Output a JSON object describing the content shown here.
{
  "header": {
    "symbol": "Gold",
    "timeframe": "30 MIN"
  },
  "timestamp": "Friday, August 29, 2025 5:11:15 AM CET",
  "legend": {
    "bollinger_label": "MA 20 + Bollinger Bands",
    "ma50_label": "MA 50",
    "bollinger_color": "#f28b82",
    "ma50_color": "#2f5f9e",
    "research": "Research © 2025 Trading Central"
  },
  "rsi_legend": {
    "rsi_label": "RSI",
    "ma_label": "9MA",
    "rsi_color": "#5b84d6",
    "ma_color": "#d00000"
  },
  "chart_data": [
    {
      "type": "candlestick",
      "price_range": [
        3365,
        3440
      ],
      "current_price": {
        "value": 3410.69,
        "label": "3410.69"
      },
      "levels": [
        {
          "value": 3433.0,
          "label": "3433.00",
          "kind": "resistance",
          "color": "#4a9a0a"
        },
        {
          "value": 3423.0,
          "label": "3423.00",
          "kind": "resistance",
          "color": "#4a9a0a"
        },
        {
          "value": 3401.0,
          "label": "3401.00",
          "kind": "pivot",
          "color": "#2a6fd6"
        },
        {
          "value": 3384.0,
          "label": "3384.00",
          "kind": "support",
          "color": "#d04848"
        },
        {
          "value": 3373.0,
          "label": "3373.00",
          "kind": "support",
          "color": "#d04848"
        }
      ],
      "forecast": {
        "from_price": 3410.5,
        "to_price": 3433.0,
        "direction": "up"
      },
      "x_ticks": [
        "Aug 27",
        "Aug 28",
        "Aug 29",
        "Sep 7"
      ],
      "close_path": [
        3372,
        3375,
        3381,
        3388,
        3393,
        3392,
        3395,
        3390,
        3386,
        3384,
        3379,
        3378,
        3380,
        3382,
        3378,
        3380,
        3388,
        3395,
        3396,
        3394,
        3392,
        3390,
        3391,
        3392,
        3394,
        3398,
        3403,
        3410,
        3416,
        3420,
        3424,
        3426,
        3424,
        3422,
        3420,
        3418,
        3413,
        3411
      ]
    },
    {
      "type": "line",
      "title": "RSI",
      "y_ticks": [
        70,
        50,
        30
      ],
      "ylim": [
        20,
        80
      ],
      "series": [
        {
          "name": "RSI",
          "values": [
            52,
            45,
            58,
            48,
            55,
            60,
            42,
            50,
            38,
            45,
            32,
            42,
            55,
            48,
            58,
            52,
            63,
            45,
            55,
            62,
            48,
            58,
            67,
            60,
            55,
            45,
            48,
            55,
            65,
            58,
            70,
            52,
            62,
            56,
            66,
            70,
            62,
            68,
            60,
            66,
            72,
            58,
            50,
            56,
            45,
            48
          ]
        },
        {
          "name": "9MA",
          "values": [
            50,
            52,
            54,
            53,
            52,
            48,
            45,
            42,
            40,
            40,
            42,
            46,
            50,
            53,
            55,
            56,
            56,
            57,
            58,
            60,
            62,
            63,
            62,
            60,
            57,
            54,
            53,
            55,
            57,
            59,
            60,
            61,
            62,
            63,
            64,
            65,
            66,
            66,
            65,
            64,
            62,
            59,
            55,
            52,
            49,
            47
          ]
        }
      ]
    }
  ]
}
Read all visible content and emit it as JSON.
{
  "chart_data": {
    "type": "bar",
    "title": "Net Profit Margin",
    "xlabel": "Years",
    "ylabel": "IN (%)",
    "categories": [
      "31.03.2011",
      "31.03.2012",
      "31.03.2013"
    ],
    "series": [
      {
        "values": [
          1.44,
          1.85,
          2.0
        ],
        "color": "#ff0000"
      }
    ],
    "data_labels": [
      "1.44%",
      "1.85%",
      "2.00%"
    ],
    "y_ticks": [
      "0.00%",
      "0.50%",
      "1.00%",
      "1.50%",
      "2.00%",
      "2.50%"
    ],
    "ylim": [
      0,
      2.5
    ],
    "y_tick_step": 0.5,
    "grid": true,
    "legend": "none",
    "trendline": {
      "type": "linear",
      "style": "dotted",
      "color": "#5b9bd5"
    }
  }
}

***

● **Written exercise**:
Please set down the whole listing above without altering a single line.

● **Full response**:
Output a JSON object describing the content shown here.
{
  "header": {
    "symbol": "Gold",
    "timeframe": "30 MIN"
  },
  "timestamp": "Friday, August 29, 2025 5:11:15 AM CET",
  "legend": {
    "bollinger_label": "MA 20 + Bollinger Bands",
    "ma50_label": "MA 50",
    "bollinger_color": "#f28b82",
    "ma50_color": "#2f5f9e",
    "research": "Research © 2025 Trading Central"
  },
  "rsi_legend": {
    "rsi_label": "RSI",
    "ma_label": "9MA",
    "rsi_color": "#5b84d6",
    "ma_color": "#d00000"
  },
  "chart_data": [
    {
      "type": "candlestick",
      "price_range": [
        3365,
        3440
      ],
      "current_price": {
        "value": 3410.69,
        "label": "3410.69"
      },
      "levels": [
        {
          "value": 3433.0,
          "label": "3433.00",
          "kind": "resistance",
          "color": "#4a9a0a"
        },
        {
          "value": 3423.0,
          "label": "3423.00",
          "kind": "resistance",
          "color": "#4a9a0a"
        },
        {
          "value": 3401.0,
          "label": "3401.00",
          "kind": "pivot",
          "color": "#2a6fd6"
        },
        {
          "value": 3384.0,
          "label": "3384.00",
          "kind": "support",
          "color": "#d04848"
        },
        {
          "value": 3373.0,
          "label": "3373.00",
          "kind": "support",
          "color": "#d04848"
        }
      ],
      "forecast": {
        "from_price": 3410.5,
        "to_price": 3433.0,
        "direction": "up"
      },
      "x_ticks": [
        "Aug 27",
        "Aug 28",
        "Aug 29",
        "Sep 7"
      ],
      "close_path": [
        3372,
        3375,
        3381,
        3388,
        3393,
        3392,
        3395,
        3390,
        3386,
        3384,
        3379,
        3378,
        3380,
        3382,
        3378,
        3380,
        3388,
        3395,
        3396,
        3394,
        3392,
        3390,
        3391,
        3392,
        3394,
        3398,
        3403,
        3410,
        3416,
        3420,
        3424,
        3426,
        3424,
        3422,
        3420,
        3418,
        3413,
        3411
      ]
    },
    {
      "type": "line",
      "title": "RSI",
      "y_ticks": [
        70,
        50,
        30
      ],
      "ylim": [
        20,
        80
      ],
      "series": [
        {
          "name": "RSI",
          "values": [
            52,
            45,
            58,
            48,
            55,
            60,
            42,
            50,
            38,
            45,
            32,
            42,
            55,
            48,
            58,
            52,
            63,
            45,
            55,
            62,
            48,
            58,
            67,
            60,
            55,
            45,
            48,
            55,
            65,
            58,
            70,
            52,
            62,
            56,
            66,
            70,
            62,
            68,
            60,
            66,
            72,
            58,
            50,
            56,
            45,
            48
          ]
        },
        {
          "name": "9MA",
          "values": [
            50,
            52,
            54,
            53,
            52,
            48,
            45,
            42,
            40,
            40,
            42,
            46,
            50,
            53,
            55,
            56,
            56,
            57,
            58,
            60,
            62,
            63,
            62,
            60,
            57,
            54,
            53,
            55,
            57,
            59,
            60,
            61,
            62,
            63,
            64,
            65,
            66,
            66,
            65,
            64,
            62,
            59,
            55,
            52,
            49,
            47
          ]
        }
      ]
    }
  ]
}
Read all visible content and emit it as JSON.
{
  "chart_data": {
    "type": "bar",
    "title": "Net Profit Margin",
    "xlabel": "Years",
    "ylabel": "IN (%)",
    "categories": [
      "31.03.2011",
      "31.03.2012",
      "31.03.2013"
    ],
    "series": [
      {
        "values": [
          1.44,
          1.85,
          2.0
        ],
        "color": "#ff0000"
      }
    ],
    "data_labels": [
      "1.44%",
      "1.85%",
      "2.00%"
    ],
    "y_ticks": [
      "0.00%",
      "0.50%",
      "1.00%",
      "1.50%",
      "2.00%",
      "2.50%"
    ],
    "ylim": [
      0,
      2.5
    ],
    "y_tick_step": 0.5,
    "grid": true,
    "legend": "none",
    "trendline": {
      "type": "linear",
      "style": "dotted",
      "color": "#5b9bd5"
    }
  }
}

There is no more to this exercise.